## What you will do
Every entry should be repeated exactly. Omit the pictures.

## Dataset content
++++++++++

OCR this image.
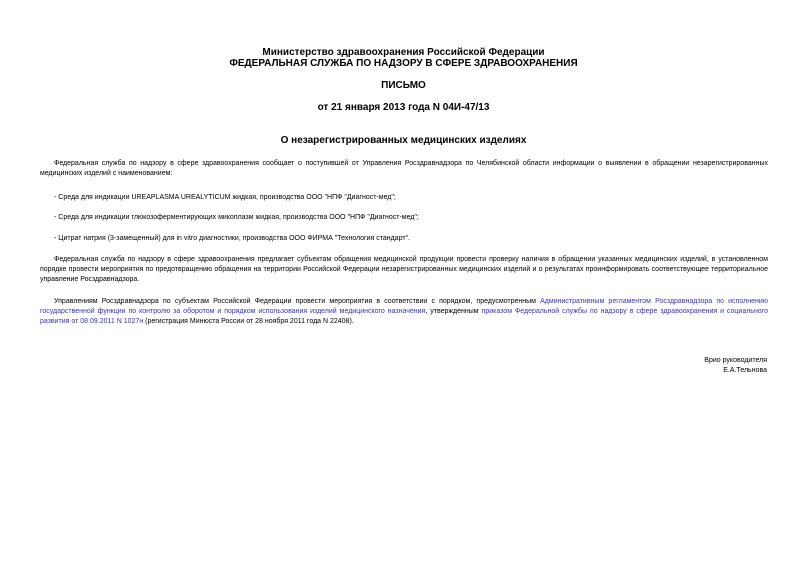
Министерство здравоохранения Российской Федерации
ФЕДЕРАЛЬНАЯ СЛУЖБА ПО НАДЗОРУ В СФЕРЕ ЗДРАВООХРАНЕНИЯ
ПИСЬМО
от 21 января 2013 года N 04И-47/13
О незарегистрированных медицинских изделиях

Федеральная служба по надзору в сфере здравоохранения сообщает о поступившей от Управления Росздравнадзора по Челябинской области информации о выявлении в обращении незарегистрированных медицинских изделий с наименованием:

- Среда для индикации UREAPLASMA UREALYTICUM жидкая, производства ООО "НПФ "Диагност-мед";

- Среда для индикации глюкозоферментирующих микоплазм жидкая, производства ООО "НПФ "Диагност-мед";

- Цитрат натрия (3-замещенный) для in vitro диагностики, производства ООО ФИРМА "Технология стандарт".

Федеральная служба по надзору в сфере здравоохранения предлагает субъектам обращения медицинской продукции провести проверку наличия в обращении указанных медицинских изделий, в установленном порядке провести мероприятия по предотвращению обращения на территории Российской Федерации незарегистрированных медицинских изделий и о результатах проинформировать соответствующее территориальное управление Росздравнадзора.

Управлениям Росздравнадзора по субъектам Российской Федерации провести мероприятия в соответствии с порядком, предусмотренным Административным регламентом Росздравнадзора по исполнению государственной функции по контролю за оборотом и порядком использования изделий медицинского назначения, утвержденным приказом Федеральной службы по надзору в сфере здравоохранения и социального развития от 08.09.2011 N 1027н (регистрация Минюста России от 28 ноября 2011 года N 22408).

Врио руководителя
Е.А.Тельнова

++++++++++

## Solution to this exercise
OCR this image.
Министерство здравоохранения Российской Федерации
ФЕДЕРАЛЬНАЯ СЛУЖБА ПО НАДЗОРУ В СФЕРЕ ЗДРАВООХРАНЕНИЯ
ПИСЬМО
от 21 января 2013 года N 04И-47/13
О незарегистрированных медицинских изделиях

Федеральная служба по надзору в сфере здравоохранения сообщает о поступившей от Управления Росздравнадзора по Челябинской области информации о выявлении в обращении незарегистрированных медицинских изделий с наименованием:

- Среда для индикации UREAPLASMA UREALYTICUM жидкая, производства ООО "НПФ "Диагност-мед";

- Среда для индикации глюкозоферментирующих микоплазм жидкая, производства ООО "НПФ "Диагност-мед";

- Цитрат натрия (3-замещенный) для in vitro диагностики, производства ООО ФИРМА "Технология стандарт".

Федеральная служба по надзору в сфере здравоохранения предлагает субъектам обращения медицинской продукции провести проверку наличия в обращении указанных медицинских изделий, в установленном порядке провести мероприятия по предотвращению обращения на территории Российской Федерации незарегистрированных медицинских изделий и о результатах проинформировать соответствующее территориальное управление Росздравнадзора.

Управлениям Росздравнадзора по субъектам Российской Федерации провести мероприятия в соответствии с порядком, предусмотренным Административным регламентом Росздравнадзора по исполнению государственной функции по контролю за оборотом и порядком использования изделий медицинского назначения, утвержденным приказом Федеральной службы по надзору в сфере здравоохранения и социального развития от 08.09.2011 N 1027н (регистрация Минюста России от 28 ноября 2011 года N 22408).

Врио руководителя
Е.А.Тельнова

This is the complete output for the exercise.